[start Task inputs]
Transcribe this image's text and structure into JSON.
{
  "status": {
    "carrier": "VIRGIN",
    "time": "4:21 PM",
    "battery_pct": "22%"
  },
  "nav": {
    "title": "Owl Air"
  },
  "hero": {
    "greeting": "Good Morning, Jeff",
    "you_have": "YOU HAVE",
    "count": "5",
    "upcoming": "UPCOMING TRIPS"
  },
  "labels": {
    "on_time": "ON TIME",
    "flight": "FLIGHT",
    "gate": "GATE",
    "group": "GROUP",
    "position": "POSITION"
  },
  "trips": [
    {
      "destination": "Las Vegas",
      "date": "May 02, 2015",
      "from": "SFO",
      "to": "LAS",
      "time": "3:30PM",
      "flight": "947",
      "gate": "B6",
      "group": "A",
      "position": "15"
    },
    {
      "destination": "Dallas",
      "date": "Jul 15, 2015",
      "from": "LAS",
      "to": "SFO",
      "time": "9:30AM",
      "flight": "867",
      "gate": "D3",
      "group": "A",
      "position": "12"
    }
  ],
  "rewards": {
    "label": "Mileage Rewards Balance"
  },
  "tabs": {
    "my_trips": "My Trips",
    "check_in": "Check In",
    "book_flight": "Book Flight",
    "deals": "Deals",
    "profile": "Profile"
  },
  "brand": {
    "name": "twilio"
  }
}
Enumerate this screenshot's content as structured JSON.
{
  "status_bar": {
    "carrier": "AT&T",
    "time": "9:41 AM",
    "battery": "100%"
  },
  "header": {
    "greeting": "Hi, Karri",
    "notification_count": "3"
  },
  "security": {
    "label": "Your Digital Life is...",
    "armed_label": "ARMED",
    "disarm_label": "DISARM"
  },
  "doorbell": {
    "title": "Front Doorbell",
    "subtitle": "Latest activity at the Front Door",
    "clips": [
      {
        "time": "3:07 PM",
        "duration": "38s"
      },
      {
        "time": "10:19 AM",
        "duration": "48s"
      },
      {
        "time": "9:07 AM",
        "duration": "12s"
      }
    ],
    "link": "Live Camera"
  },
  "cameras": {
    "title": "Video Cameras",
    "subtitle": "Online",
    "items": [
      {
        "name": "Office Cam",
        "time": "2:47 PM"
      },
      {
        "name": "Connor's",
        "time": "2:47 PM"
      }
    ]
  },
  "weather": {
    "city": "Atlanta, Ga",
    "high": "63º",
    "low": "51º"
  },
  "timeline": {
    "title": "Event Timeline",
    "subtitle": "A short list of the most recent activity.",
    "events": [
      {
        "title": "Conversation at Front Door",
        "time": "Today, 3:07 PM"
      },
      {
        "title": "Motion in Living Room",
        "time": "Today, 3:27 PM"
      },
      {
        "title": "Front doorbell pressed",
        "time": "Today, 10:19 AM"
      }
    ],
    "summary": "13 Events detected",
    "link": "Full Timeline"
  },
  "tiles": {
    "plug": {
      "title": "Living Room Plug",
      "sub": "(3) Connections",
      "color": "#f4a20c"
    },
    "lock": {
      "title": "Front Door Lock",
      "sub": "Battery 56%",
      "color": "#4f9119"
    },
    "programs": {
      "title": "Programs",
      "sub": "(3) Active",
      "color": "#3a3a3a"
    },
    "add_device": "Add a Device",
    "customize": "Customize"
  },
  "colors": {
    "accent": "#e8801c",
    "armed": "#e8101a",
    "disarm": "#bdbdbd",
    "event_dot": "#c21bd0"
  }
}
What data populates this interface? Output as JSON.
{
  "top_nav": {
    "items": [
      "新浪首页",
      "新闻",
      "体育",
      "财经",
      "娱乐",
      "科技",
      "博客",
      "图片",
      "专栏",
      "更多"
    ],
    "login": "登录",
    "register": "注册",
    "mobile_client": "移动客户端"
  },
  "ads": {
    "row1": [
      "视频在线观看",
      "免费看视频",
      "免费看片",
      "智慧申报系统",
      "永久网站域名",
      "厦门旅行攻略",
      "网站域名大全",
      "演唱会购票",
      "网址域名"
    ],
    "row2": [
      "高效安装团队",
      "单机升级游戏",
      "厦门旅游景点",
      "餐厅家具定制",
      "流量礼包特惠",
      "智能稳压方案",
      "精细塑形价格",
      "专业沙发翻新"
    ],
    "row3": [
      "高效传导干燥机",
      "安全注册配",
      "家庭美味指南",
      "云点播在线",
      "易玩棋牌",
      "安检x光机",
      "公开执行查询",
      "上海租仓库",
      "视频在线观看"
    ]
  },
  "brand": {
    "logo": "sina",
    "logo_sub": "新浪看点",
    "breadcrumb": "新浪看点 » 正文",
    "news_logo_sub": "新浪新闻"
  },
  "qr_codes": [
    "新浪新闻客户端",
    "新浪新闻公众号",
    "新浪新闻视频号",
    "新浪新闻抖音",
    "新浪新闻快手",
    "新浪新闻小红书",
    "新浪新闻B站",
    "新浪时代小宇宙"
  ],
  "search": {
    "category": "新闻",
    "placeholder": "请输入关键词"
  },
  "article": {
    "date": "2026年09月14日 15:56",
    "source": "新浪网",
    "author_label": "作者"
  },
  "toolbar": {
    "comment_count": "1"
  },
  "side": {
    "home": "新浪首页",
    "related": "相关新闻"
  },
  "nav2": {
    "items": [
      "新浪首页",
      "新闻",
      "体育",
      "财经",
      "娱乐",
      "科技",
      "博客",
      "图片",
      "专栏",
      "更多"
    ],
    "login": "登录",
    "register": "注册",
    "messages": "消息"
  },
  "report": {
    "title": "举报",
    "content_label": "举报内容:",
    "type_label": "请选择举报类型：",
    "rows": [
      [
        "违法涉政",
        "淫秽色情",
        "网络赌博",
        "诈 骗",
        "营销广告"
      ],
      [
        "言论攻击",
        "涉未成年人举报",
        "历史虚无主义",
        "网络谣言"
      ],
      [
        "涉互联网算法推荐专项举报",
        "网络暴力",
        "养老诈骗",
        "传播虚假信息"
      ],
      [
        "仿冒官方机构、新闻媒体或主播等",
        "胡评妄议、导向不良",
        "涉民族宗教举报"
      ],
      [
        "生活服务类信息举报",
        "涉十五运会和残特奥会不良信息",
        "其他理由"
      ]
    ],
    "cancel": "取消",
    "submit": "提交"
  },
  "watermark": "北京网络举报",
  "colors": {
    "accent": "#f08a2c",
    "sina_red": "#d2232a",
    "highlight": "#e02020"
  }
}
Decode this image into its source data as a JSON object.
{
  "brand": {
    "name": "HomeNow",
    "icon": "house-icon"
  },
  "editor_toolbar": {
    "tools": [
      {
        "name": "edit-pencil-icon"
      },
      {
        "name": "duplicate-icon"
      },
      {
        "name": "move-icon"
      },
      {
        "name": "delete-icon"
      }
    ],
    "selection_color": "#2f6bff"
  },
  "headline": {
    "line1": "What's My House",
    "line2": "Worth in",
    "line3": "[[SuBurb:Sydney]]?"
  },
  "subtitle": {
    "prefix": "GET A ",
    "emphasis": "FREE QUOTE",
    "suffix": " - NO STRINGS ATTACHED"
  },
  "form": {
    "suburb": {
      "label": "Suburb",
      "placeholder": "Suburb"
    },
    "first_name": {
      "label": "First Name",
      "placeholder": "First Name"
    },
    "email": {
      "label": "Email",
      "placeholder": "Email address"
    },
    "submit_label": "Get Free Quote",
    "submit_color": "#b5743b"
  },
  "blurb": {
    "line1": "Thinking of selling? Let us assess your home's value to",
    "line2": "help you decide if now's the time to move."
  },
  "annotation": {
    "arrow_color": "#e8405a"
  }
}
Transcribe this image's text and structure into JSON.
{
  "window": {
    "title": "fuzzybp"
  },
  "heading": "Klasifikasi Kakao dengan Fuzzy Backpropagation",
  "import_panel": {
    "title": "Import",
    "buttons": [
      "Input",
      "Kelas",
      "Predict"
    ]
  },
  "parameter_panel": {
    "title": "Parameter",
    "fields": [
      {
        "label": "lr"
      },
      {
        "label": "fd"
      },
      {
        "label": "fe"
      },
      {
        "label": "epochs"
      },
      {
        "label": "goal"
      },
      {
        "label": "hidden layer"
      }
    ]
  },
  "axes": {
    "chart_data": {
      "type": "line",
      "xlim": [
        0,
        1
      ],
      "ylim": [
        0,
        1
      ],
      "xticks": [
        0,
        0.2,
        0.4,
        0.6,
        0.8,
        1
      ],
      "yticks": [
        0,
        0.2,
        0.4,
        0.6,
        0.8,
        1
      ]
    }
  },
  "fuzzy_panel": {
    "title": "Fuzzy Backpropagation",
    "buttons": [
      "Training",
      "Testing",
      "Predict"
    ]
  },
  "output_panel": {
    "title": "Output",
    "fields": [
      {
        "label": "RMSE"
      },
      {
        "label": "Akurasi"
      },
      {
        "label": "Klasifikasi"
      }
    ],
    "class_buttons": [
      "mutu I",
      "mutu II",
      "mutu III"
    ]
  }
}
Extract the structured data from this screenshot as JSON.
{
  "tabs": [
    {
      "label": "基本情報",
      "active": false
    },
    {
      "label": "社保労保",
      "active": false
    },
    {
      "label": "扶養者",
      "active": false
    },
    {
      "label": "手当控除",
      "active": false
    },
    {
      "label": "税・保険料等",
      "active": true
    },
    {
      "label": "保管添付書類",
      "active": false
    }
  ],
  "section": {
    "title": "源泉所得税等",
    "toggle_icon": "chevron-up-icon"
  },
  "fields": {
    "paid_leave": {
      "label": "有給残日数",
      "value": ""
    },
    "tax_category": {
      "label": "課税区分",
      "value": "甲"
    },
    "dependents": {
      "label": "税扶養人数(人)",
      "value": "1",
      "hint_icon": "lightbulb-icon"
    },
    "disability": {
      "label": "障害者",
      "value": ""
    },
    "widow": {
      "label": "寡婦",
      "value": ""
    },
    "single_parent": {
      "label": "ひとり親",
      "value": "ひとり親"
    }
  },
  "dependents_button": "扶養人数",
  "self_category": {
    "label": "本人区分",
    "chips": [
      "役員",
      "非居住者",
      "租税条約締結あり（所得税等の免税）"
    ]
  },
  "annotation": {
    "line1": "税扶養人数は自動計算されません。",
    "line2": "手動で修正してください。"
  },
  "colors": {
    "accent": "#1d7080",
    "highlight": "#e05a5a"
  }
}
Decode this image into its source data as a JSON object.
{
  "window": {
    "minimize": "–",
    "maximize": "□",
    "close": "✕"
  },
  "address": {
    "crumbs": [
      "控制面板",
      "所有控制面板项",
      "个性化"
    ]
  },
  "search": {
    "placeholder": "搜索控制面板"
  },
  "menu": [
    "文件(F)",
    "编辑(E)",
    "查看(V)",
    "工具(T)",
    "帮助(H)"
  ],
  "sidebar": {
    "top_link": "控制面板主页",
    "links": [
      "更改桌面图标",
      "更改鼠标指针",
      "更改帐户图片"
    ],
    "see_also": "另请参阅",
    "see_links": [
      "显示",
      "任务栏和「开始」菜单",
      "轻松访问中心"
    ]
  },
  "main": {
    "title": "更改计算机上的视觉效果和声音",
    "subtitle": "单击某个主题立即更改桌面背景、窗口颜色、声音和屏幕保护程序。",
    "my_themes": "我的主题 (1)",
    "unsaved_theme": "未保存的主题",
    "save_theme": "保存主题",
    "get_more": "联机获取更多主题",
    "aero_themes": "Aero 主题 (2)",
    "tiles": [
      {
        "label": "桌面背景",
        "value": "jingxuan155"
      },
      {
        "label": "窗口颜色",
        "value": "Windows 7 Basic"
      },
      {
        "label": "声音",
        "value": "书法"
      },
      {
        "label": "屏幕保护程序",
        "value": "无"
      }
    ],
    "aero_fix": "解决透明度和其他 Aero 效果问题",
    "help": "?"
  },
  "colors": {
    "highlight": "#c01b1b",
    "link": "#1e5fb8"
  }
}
[end Task inputs]
Given exercise: Pull out and copy each line containing the string "Backpropagation".

The completed task:
  "heading": "Klasifikasi Kakao dengan Fuzzy Backpropagation",
    "title": "Fuzzy Backpropagation",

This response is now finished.